▸ **Document section**
^^^^^^^^

# Cell phones in tournament fishing



## Kdog (May 2, 2007)

What's everyones thoughts on cell phones being aloud during tournament fishing hours??? I never heard of this being allowed EXCEPT for an emergency but I heard a ne Ohio walleye club is planning on voting on this and I just wanted to get a opinion from people on this forum and see what there thoughts are.

I personally would not be in favor of such a rule.


----------



## throwitback (Jun 10, 2010)

They should be allowed to have on the boat for an emergency, but never to contact buddies or to help others with fishing.


----------



## Bob Why (Jul 16, 2004)

The NCA tournaments are fun and inexpensive tournaments. There for we allow cellphones and radio contact during the tournaments. I also fish other more expensive tournaments where cell phones are not to be used. I agree with throwitback that they should be allowed for emergency purposes but not for fishing information. Some of these tourneys state that you can not use your cell except for emergencys and they have the number in case they can't reach you by radio.


----------



## Salmonid (Apr 14, 2004)

While fishing small club formatted tourneys, i think its a great thing to allow. It helps new folks feel at welcome and even get a little help as this is what "Clubs" are for. 

Now once you start getting where there are lots of folks/money involved that people do not know each other, I think a phone on board is mandatory, but no fishing related calls allowed. ( Period) ( emergency only) 
Just my opinion here. 

Salmonid


----------



## Nipididdee (Apr 19, 2004)

The worst case scenerios I have seen usually have nothing to do with the amount of money fished for...

cell phones, or any communication device use, invites an enemy to the group-either big money or just for braggn rights.

We decided over 10 seasons ago to ban their use and not invite this enemy. They weren't that common back then...now they are a part of our life.

Each pre-season meeting we discuss the topic and remind anglers we offer a techno break for 8.5 hours during the day...enjoy the time without.

The perceptions from use is the problem- not so much the use of.

nip


----------



## Cull'in (Nov 21, 2005)

I give my girlfriend the tournament director's cell phone number  , if there is a life shattering emergency, she can call him then he can call or contact me (Gosh, I hope he answers ) . That's the only call I would answer. Aside from that, I put it on vibrate and use it as a clock.


----------



## qpan13 (May 30, 2010)

I keep my phone on but do not use it. If something happens with one of my kids or my wife I need to know about it. You should only be able to use them for that though


----------



## mighty hunter (Jun 5, 2008)

^^^^^^^^

▸ **Data excerpt**
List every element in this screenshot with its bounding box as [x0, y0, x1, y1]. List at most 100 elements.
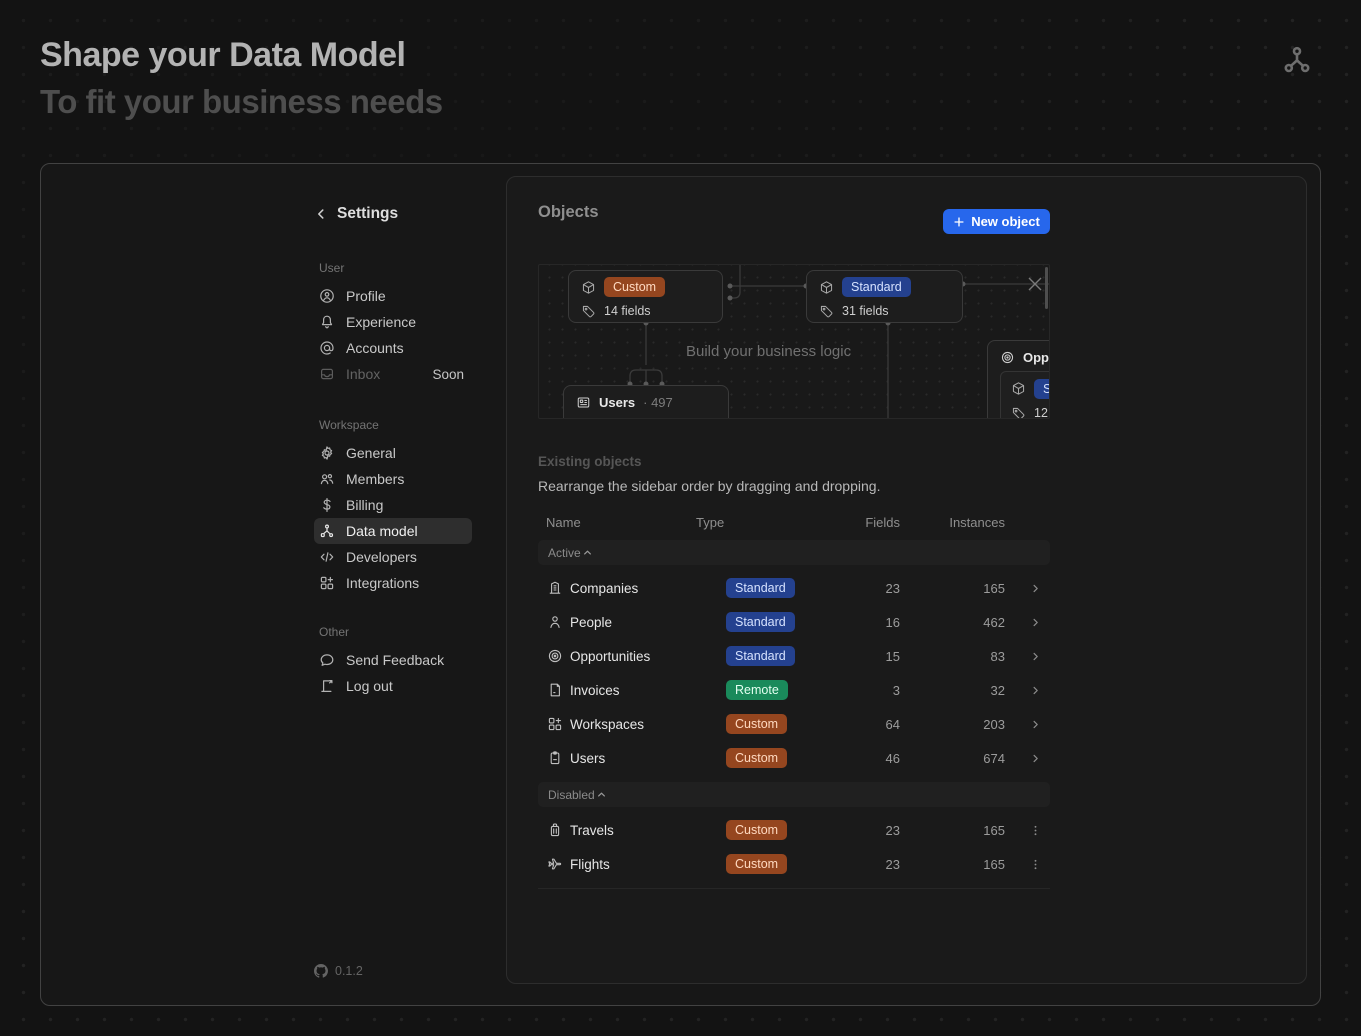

^^^^^^^^

▸ **Short exercise 1**
Translate this sentence from the forum thread on cell phones in tournament fishing into Spanish: "I also fish other more expensive tournaments where cell phones are not to be used."
▸ **Short exercise 2**
In the forum thread on cell phones in tournament fishing, which usernames have a 2004 date beside them in their headers? List them all.

▸ **Exercise output 1**
También pesco en otros torneos más caros donde no se deben usar los teléfonos celulares.

▸ **Exercise output 2**
Bob Why
Salmonid
Nipididdee